§ **Aim of the task**
Return only the number of lines in the entries below that hold the word "Type".

- - - -

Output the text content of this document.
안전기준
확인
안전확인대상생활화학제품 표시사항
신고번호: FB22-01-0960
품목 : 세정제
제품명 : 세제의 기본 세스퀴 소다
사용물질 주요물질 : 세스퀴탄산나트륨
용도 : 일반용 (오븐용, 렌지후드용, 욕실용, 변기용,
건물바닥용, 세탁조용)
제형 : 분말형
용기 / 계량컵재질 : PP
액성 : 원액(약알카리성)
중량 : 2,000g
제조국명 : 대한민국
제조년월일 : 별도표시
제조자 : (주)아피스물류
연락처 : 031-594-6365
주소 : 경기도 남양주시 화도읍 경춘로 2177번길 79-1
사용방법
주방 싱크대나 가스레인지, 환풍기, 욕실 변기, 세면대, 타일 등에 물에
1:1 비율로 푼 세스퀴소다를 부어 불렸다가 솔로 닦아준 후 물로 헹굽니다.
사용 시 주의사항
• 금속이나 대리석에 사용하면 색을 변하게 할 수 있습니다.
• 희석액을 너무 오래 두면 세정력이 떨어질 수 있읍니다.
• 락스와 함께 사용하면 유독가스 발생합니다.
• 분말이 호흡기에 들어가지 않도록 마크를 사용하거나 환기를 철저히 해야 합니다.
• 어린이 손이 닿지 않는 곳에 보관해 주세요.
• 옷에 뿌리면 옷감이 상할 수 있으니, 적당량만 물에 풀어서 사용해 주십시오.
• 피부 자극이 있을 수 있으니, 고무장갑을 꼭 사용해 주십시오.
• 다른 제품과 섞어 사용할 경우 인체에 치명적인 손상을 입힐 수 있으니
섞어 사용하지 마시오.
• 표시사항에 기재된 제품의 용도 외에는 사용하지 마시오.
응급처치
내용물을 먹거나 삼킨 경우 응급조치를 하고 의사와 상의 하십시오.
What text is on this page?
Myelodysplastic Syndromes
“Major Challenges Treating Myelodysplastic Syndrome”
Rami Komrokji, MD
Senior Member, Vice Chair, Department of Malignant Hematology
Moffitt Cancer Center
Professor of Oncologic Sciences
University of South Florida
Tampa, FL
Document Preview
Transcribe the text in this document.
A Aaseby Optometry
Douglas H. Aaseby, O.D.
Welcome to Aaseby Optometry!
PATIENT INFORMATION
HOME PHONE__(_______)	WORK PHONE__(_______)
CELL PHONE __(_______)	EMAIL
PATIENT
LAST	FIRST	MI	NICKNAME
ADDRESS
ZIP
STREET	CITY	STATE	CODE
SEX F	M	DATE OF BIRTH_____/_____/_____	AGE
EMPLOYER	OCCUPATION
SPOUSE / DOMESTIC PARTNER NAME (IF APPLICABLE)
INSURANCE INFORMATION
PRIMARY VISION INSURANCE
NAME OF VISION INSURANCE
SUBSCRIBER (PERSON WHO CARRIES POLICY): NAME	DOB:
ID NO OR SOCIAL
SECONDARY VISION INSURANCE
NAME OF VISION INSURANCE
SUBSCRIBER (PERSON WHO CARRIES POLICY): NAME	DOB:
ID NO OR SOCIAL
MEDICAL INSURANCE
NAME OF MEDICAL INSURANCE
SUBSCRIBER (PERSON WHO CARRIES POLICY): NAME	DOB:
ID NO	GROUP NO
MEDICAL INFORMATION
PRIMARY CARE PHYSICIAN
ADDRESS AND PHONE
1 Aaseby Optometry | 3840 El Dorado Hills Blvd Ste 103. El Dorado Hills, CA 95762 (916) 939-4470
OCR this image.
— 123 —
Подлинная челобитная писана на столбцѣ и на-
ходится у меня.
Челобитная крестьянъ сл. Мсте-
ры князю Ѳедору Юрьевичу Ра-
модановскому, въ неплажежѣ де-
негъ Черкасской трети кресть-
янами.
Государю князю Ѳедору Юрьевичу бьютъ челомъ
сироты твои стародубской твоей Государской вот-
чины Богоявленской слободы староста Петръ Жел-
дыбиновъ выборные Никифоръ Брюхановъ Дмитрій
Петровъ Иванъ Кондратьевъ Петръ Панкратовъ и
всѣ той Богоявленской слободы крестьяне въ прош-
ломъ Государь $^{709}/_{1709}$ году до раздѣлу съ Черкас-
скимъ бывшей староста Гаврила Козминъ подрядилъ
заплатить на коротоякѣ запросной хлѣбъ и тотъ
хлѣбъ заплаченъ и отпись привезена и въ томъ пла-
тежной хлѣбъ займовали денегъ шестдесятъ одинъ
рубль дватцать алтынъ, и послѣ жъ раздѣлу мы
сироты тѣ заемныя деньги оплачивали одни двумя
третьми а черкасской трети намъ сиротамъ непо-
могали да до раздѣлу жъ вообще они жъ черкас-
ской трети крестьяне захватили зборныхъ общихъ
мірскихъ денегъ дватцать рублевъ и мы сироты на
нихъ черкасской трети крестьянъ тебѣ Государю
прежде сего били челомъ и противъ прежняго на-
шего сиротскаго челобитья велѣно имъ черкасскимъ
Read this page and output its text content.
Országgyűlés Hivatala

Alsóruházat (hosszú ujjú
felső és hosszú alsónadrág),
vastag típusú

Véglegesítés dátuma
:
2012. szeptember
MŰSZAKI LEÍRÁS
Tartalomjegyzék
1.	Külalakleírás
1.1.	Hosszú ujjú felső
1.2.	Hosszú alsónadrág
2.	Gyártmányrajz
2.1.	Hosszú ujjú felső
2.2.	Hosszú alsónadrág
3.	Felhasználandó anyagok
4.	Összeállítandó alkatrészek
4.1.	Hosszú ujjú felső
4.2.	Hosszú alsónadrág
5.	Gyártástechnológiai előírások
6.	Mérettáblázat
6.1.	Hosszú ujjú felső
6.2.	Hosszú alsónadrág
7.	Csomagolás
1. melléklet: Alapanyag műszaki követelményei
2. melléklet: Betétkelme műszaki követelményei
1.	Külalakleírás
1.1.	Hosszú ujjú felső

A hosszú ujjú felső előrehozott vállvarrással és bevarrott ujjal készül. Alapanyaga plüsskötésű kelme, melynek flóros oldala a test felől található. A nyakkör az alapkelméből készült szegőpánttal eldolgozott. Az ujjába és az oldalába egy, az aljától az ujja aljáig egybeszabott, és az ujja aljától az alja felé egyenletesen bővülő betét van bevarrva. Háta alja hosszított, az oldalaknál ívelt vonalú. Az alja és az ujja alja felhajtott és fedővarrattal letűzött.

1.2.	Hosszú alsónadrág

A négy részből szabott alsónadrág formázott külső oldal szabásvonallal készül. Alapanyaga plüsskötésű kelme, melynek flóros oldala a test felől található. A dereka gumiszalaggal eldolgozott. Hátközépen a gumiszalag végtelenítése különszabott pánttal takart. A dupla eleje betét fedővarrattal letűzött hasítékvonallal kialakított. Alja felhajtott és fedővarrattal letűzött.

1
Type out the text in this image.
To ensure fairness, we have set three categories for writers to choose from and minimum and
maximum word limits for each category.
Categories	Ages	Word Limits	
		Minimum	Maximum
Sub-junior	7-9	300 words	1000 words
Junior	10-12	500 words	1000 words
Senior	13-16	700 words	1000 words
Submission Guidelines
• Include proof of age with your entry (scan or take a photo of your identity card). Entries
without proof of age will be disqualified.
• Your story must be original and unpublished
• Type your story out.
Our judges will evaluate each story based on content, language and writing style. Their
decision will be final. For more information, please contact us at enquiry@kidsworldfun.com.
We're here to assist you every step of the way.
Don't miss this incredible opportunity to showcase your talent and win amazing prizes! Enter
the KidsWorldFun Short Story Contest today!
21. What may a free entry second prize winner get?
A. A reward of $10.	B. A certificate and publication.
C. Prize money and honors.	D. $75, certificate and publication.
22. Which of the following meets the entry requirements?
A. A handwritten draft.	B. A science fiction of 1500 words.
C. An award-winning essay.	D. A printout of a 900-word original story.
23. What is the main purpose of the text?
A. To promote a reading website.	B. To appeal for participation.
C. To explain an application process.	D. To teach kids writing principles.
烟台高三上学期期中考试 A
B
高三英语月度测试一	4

- - - -

§ **Correct result**
2